EXCERPTED DATA:
_ _ _ _ _ _ _
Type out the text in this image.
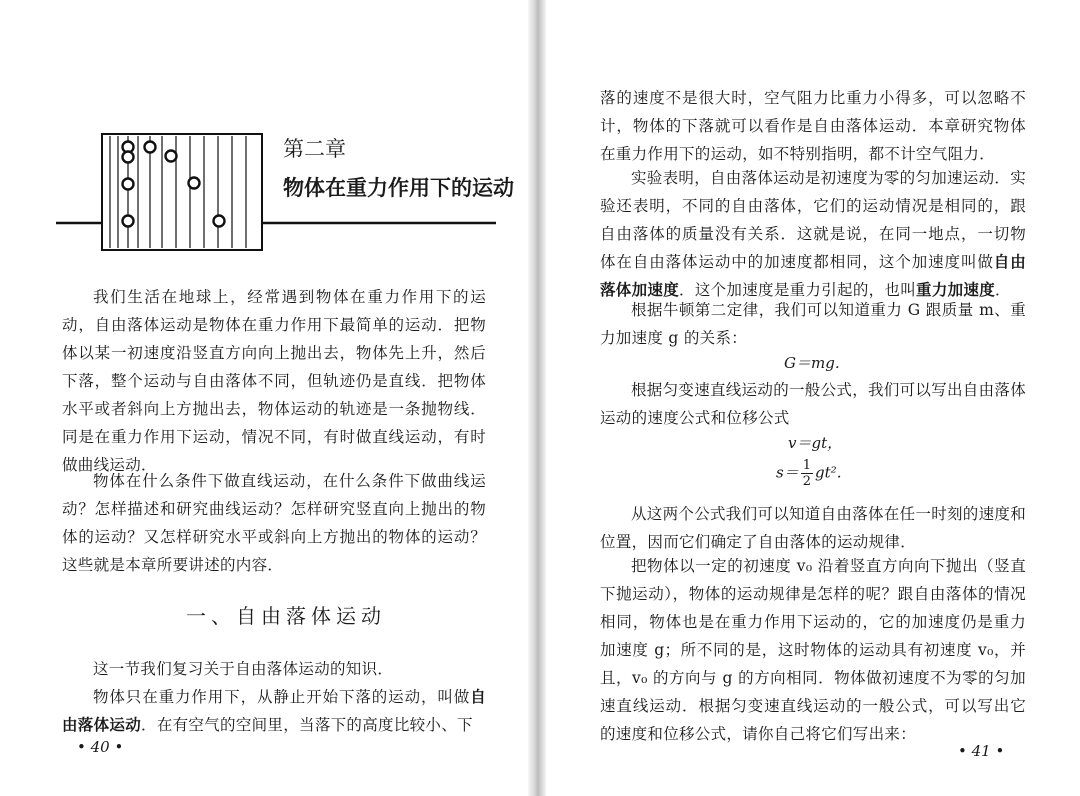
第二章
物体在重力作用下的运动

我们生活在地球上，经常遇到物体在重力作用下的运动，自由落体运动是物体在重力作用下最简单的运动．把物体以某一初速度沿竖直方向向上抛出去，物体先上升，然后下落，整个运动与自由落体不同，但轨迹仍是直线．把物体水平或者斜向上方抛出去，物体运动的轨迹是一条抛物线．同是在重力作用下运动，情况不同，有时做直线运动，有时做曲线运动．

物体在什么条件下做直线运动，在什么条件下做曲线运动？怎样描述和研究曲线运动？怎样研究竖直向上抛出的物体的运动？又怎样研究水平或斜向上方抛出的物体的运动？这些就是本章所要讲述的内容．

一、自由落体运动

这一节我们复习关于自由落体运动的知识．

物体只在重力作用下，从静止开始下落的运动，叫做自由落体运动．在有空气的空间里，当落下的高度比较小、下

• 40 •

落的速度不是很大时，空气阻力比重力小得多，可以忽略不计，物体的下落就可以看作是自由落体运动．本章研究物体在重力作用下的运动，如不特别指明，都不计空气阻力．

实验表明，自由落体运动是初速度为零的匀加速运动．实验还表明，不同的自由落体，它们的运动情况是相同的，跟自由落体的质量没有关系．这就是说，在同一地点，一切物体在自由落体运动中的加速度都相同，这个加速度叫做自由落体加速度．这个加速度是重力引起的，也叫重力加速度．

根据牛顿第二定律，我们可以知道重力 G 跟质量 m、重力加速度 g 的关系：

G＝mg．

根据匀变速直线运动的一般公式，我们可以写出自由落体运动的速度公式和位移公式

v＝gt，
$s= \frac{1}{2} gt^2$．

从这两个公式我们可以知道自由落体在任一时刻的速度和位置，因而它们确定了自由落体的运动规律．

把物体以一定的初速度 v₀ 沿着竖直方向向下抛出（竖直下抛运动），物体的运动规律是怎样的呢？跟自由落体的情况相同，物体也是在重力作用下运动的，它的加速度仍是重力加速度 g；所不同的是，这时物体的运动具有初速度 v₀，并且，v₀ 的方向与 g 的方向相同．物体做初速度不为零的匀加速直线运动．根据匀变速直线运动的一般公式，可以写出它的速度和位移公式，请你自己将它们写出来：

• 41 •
_ _ _ _ _ _ _
YOUR GOAL: Return the listing above in full and without alteration, excluding its pictures.

IN RESPONSE:
Type out the text in this image.
第二章
物体在重力作用下的运动

我们生活在地球上，经常遇到物体在重力作用下的运动，自由落体运动是物体在重力作用下最简单的运动．把物体以某一初速度沿竖直方向向上抛出去，物体先上升，然后下落，整个运动与自由落体不同，但轨迹仍是直线．把物体水平或者斜向上方抛出去，物体运动的轨迹是一条抛物线．同是在重力作用下运动，情况不同，有时做直线运动，有时做曲线运动．

物体在什么条件下做直线运动，在什么条件下做曲线运动？怎样描述和研究曲线运动？怎样研究竖直向上抛出的物体的运动？又怎样研究水平或斜向上方抛出的物体的运动？这些就是本章所要讲述的内容．

一、自由落体运动

这一节我们复习关于自由落体运动的知识．

物体只在重力作用下，从静止开始下落的运动，叫做自由落体运动．在有空气的空间里，当落下的高度比较小、下

• 40 •

落的速度不是很大时，空气阻力比重力小得多，可以忽略不计，物体的下落就可以看作是自由落体运动．本章研究物体在重力作用下的运动，如不特别指明，都不计空气阻力．

实验表明，自由落体运动是初速度为零的匀加速运动．实验还表明，不同的自由落体，它们的运动情况是相同的，跟自由落体的质量没有关系．这就是说，在同一地点，一切物体在自由落体运动中的加速度都相同，这个加速度叫做自由落体加速度．这个加速度是重力引起的，也叫重力加速度．

根据牛顿第二定律，我们可以知道重力 G 跟质量 m、重力加速度 g 的关系：

G＝mg．

根据匀变速直线运动的一般公式，我们可以写出自由落体运动的速度公式和位移公式

v＝gt，
$s= \frac{1}{2} gt^2$．

从这两个公式我们可以知道自由落体在任一时刻的速度和位置，因而它们确定了自由落体的运动规律．

把物体以一定的初速度 v₀ 沿着竖直方向向下抛出（竖直下抛运动），物体的运动规律是怎样的呢？跟自由落体的情况相同，物体也是在重力作用下运动的，它的加速度仍是重力加速度 g；所不同的是，这时物体的运动具有初速度 v₀，并且，v₀ 的方向与 g 的方向相同．物体做初速度不为零的匀加速直线运动．根据匀变速直线运动的一般公式，可以写出它的速度和位移公式，请你自己将它们写出来：

• 41 •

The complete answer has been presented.